Brief » Reproduce the listing word for word, leaving every picture behind.
[Start]
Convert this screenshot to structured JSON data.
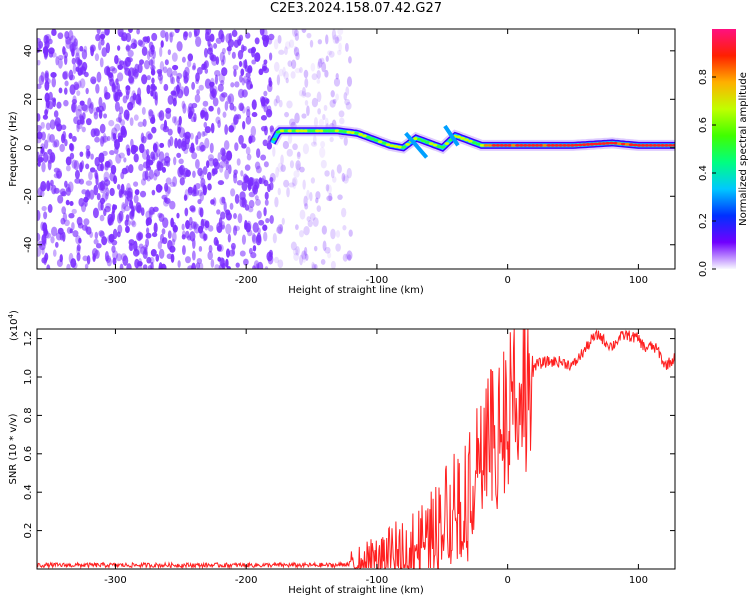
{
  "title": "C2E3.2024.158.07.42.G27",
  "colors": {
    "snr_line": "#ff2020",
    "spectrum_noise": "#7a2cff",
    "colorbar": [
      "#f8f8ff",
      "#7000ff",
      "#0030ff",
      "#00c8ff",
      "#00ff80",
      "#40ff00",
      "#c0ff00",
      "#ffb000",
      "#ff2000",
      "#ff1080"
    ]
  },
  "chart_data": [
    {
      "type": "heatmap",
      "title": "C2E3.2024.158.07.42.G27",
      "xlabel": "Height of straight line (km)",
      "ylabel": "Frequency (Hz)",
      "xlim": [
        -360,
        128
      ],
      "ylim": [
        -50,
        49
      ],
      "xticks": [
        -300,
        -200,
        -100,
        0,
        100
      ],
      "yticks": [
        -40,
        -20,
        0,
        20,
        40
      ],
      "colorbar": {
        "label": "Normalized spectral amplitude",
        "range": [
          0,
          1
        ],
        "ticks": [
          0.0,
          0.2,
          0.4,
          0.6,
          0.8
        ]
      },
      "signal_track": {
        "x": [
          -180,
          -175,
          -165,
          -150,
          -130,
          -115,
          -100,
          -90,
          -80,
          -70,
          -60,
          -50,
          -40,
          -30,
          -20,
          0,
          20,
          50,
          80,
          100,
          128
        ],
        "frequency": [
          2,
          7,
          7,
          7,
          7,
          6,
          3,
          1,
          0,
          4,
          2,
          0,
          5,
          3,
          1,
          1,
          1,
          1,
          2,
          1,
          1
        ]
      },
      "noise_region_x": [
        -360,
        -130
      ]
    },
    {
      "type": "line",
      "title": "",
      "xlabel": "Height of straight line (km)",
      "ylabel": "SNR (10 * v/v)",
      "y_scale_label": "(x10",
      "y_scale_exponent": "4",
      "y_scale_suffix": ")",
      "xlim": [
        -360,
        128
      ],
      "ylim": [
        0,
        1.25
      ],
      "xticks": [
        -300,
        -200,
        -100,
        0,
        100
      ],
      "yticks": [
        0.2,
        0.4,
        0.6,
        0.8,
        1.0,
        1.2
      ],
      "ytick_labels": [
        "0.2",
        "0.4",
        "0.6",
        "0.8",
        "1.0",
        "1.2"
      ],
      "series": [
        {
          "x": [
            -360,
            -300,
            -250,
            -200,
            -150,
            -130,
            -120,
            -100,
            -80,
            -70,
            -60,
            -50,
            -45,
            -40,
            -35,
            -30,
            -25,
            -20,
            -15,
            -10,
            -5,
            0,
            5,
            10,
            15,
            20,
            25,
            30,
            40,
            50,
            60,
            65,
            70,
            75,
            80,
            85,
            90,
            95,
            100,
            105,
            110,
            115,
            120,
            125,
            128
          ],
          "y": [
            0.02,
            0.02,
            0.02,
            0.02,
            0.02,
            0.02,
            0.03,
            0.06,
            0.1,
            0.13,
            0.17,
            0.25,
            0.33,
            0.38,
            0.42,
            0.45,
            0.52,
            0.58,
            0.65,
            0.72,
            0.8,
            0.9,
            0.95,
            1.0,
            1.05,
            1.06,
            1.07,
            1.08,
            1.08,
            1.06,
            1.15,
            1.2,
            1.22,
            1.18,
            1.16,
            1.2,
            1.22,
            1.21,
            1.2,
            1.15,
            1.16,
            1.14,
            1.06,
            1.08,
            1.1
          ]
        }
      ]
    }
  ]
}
[End]
Result of the task »
Convert this screenshot to structured JSON data.
{
  "title": "C2E3.2024.158.07.42.G27",
  "colors": {
    "snr_line": "#ff2020",
    "spectrum_noise": "#7a2cff",
    "colorbar": [
      "#f8f8ff",
      "#7000ff",
      "#0030ff",
      "#00c8ff",
      "#00ff80",
      "#40ff00",
      "#c0ff00",
      "#ffb000",
      "#ff2000",
      "#ff1080"
    ]
  },
  "chart_data": [
    {
      "type": "heatmap",
      "title": "C2E3.2024.158.07.42.G27",
      "xlabel": "Height of straight line (km)",
      "ylabel": "Frequency (Hz)",
      "xlim": [
        -360,
        128
      ],
      "ylim": [
        -50,
        49
      ],
      "xticks": [
        -300,
        -200,
        -100,
        0,
        100
      ],
      "yticks": [
        -40,
        -20,
        0,
        20,
        40
      ],
      "colorbar": {
        "label": "Normalized spectral amplitude",
        "range": [
          0,
          1
        ],
        "ticks": [
          0.0,
          0.2,
          0.4,
          0.6,
          0.8
        ]
      },
      "signal_track": {
        "x": [
          -180,
          -175,
          -165,
          -150,
          -130,
          -115,
          -100,
          -90,
          -80,
          -70,
          -60,
          -50,
          -40,
          -30,
          -20,
          0,
          20,
          50,
          80,
          100,
          128
        ],
        "frequency": [
          2,
          7,
          7,
          7,
          7,
          6,
          3,
          1,
          0,
          4,
          2,
          0,
          5,
          3,
          1,
          1,
          1,
          1,
          2,
          1,
          1
        ]
      },
      "noise_region_x": [
        -360,
        -130
      ]
    },
    {
      "type": "line",
      "title": "",
      "xlabel": "Height of straight line (km)",
      "ylabel": "SNR (10 * v/v)",
      "y_scale_label": "(x10",
      "y_scale_exponent": "4",
      "y_scale_suffix": ")",
      "xlim": [
        -360,
        128
      ],
      "ylim": [
        0,
        1.25
      ],
      "xticks": [
        -300,
        -200,
        -100,
        0,
        100
      ],
      "yticks": [
        0.2,
        0.4,
        0.6,
        0.8,
        1.0,
        1.2
      ],
      "ytick_labels": [
        "0.2",
        "0.4",
        "0.6",
        "0.8",
        "1.0",
        "1.2"
      ],
      "series": [
        {
          "x": [
            -360,
            -300,
            -250,
            -200,
            -150,
            -130,
            -120,
            -100,
            -80,
            -70,
            -60,
            -50,
            -45,
            -40,
            -35,
            -30,
            -25,
            -20,
            -15,
            -10,
            -5,
            0,
            5,
            10,
            15,
            20,
            25,
            30,
            40,
            50,
            60,
            65,
            70,
            75,
            80,
            85,
            90,
            95,
            100,
            105,
            110,
            115,
            120,
            125,
            128
          ],
          "y": [
            0.02,
            0.02,
            0.02,
            0.02,
            0.02,
            0.02,
            0.03,
            0.06,
            0.1,
            0.13,
            0.17,
            0.25,
            0.33,
            0.38,
            0.42,
            0.45,
            0.52,
            0.58,
            0.65,
            0.72,
            0.8,
            0.9,
            0.95,
            1.0,
            1.05,
            1.06,
            1.07,
            1.08,
            1.08,
            1.06,
            1.15,
            1.2,
            1.22,
            1.18,
            1.16,
            1.2,
            1.22,
            1.21,
            1.2,
            1.15,
            1.16,
            1.14,
            1.06,
            1.08,
            1.1
          ]
        }
      ]
    }
  ]
}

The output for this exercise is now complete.